-- START --

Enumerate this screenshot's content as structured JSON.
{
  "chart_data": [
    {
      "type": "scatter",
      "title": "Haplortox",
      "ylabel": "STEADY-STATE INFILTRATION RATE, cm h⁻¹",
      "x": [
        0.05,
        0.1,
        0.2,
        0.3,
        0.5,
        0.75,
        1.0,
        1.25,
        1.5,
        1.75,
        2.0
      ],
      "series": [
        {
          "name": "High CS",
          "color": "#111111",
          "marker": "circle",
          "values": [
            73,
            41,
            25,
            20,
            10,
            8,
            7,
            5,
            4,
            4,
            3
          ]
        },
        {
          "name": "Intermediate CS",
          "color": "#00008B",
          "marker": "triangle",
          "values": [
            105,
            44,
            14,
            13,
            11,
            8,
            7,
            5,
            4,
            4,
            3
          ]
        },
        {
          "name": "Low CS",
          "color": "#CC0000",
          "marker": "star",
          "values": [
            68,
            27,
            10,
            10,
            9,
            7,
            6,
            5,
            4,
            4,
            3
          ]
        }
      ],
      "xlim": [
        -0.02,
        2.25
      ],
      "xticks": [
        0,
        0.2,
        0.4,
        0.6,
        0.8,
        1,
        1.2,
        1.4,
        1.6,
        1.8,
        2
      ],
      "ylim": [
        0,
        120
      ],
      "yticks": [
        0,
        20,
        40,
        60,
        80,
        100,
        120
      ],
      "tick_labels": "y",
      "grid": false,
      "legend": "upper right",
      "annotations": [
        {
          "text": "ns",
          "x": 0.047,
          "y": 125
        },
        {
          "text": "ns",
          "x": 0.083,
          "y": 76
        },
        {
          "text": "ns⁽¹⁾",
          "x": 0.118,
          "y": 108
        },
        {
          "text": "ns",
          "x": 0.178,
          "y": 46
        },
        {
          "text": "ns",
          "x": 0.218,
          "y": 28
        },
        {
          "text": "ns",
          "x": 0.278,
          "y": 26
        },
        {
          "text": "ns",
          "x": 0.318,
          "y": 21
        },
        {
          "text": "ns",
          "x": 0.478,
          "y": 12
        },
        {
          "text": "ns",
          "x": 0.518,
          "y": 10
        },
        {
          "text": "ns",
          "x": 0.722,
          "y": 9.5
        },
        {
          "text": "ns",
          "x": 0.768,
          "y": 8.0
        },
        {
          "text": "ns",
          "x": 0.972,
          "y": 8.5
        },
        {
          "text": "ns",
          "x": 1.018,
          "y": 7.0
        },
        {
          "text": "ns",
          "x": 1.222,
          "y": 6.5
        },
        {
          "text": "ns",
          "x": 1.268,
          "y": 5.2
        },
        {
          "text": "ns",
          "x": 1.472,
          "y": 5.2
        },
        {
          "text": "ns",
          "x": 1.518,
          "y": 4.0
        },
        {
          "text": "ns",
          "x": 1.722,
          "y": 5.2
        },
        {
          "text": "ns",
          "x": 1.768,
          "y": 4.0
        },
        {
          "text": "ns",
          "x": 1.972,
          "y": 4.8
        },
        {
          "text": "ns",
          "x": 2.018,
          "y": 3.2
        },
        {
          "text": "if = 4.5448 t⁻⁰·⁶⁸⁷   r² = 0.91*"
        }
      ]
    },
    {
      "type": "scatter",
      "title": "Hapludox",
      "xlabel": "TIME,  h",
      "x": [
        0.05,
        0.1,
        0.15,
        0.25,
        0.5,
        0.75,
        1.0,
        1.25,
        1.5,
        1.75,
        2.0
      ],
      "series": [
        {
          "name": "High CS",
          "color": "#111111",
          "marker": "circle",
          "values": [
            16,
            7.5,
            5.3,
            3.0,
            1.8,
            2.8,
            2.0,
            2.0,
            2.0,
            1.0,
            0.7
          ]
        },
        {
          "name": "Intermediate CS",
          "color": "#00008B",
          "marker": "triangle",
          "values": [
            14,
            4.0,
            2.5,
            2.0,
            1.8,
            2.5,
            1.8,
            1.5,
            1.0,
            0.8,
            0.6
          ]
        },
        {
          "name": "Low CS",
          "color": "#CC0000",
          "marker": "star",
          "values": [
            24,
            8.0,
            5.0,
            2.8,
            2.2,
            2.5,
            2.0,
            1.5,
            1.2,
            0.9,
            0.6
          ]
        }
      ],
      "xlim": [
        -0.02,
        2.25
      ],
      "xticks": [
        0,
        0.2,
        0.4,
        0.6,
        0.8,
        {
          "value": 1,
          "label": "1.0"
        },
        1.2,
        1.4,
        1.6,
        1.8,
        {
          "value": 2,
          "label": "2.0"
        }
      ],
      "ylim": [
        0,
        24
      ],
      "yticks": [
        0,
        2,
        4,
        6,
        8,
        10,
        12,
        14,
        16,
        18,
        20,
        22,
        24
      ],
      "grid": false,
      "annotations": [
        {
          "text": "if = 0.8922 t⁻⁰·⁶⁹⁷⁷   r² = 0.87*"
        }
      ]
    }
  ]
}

-- END --

Copy all the lines, exactly.

— ANSWER TO THE EXERCISE —
Enumerate this screenshot's content as structured JSON.
{
  "chart_data": [
    {
      "type": "scatter",
      "title": "Haplortox",
      "ylabel": "STEADY-STATE INFILTRATION RATE, cm h⁻¹",
      "x": [
        0.05,
        0.1,
        0.2,
        0.3,
        0.5,
        0.75,
        1.0,
        1.25,
        1.5,
        1.75,
        2.0
      ],
      "series": [
        {
          "name": "High CS",
          "color": "#111111",
          "marker": "circle",
          "values": [
            73,
            41,
            25,
            20,
            10,
            8,
            7,
            5,
            4,
            4,
            3
          ]
        },
        {
          "name": "Intermediate CS",
          "color": "#00008B",
          "marker": "triangle",
          "values": [
            105,
            44,
            14,
            13,
            11,
            8,
            7,
            5,
            4,
            4,
            3
          ]
        },
        {
          "name": "Low CS",
          "color": "#CC0000",
          "marker": "star",
          "values": [
            68,
            27,
            10,
            10,
            9,
            7,
            6,
            5,
            4,
            4,
            3
          ]
        }
      ],
      "xlim": [
        -0.02,
        2.25
      ],
      "xticks": [
        0,
        0.2,
        0.4,
        0.6,
        0.8,
        1,
        1.2,
        1.4,
        1.6,
        1.8,
        2
      ],
      "ylim": [
        0,
        120
      ],
      "yticks": [
        0,
        20,
        40,
        60,
        80,
        100,
        120
      ],
      "tick_labels": "y",
      "grid": false,
      "legend": "upper right",
      "annotations": [
        {
          "text": "ns",
          "x": 0.047,
          "y": 125
        },
        {
          "text": "ns",
          "x": 0.083,
          "y": 76
        },
        {
          "text": "ns⁽¹⁾",
          "x": 0.118,
          "y": 108
        },
        {
          "text": "ns",
          "x": 0.178,
          "y": 46
        },
        {
          "text": "ns",
          "x": 0.218,
          "y": 28
        },
        {
          "text": "ns",
          "x": 0.278,
          "y": 26
        },
        {
          "text": "ns",
          "x": 0.318,
          "y": 21
        },
        {
          "text": "ns",
          "x": 0.478,
          "y": 12
        },
        {
          "text": "ns",
          "x": 0.518,
          "y": 10
        },
        {
          "text": "ns",
          "x": 0.722,
          "y": 9.5
        },
        {
          "text": "ns",
          "x": 0.768,
          "y": 8.0
        },
        {
          "text": "ns",
          "x": 0.972,
          "y": 8.5
        },
        {
          "text": "ns",
          "x": 1.018,
          "y": 7.0
        },
        {
          "text": "ns",
          "x": 1.222,
          "y": 6.5
        },
        {
          "text": "ns",
          "x": 1.268,
          "y": 5.2
        },
        {
          "text": "ns",
          "x": 1.472,
          "y": 5.2
        },
        {
          "text": "ns",
          "x": 1.518,
          "y": 4.0
        },
        {
          "text": "ns",
          "x": 1.722,
          "y": 5.2
        },
        {
          "text": "ns",
          "x": 1.768,
          "y": 4.0
        },
        {
          "text": "ns",
          "x": 1.972,
          "y": 4.8
        },
        {
          "text": "ns",
          "x": 2.018,
          "y": 3.2
        },
        {
          "text": "if = 4.5448 t⁻⁰·⁶⁸⁷   r² = 0.91*"
        }
      ]
    },
    {
      "type": "scatter",
      "title": "Hapludox",
      "xlabel": "TIME,  h",
      "x": [
        0.05,
        0.1,
        0.15,
        0.25,
        0.5,
        0.75,
        1.0,
        1.25,
        1.5,
        1.75,
        2.0
      ],
      "series": [
        {
          "name": "High CS",
          "color": "#111111",
          "marker": "circle",
          "values": [
            16,
            7.5,
            5.3,
            3.0,
            1.8,
            2.8,
            2.0,
            2.0,
            2.0,
            1.0,
            0.7
          ]
        },
        {
          "name": "Intermediate CS",
          "color": "#00008B",
          "marker": "triangle",
          "values": [
            14,
            4.0,
            2.5,
            2.0,
            1.8,
            2.5,
            1.8,
            1.5,
            1.0,
            0.8,
            0.6
          ]
        },
        {
          "name": "Low CS",
          "color": "#CC0000",
          "marker": "star",
          "values": [
            24,
            8.0,
            5.0,
            2.8,
            2.2,
            2.5,
            2.0,
            1.5,
            1.2,
            0.9,
            0.6
          ]
        }
      ],
      "xlim": [
        -0.02,
        2.25
      ],
      "xticks": [
        0,
        0.2,
        0.4,
        0.6,
        0.8,
        {
          "value": 1,
          "label": "1.0"
        },
        1.2,
        1.4,
        1.6,
        1.8,
        {
          "value": 2,
          "label": "2.0"
        }
      ],
      "ylim": [
        0,
        24
      ],
      "yticks": [
        0,
        2,
        4,
        6,
        8,
        10,
        12,
        14,
        16,
        18,
        20,
        22,
        24
      ],
      "grid": false,
      "annotations": [
        {
          "text": "if = 0.8922 t⁻⁰·⁶⁹⁷⁷   r² = 0.87*"
        }
      ]
    }
  ]
}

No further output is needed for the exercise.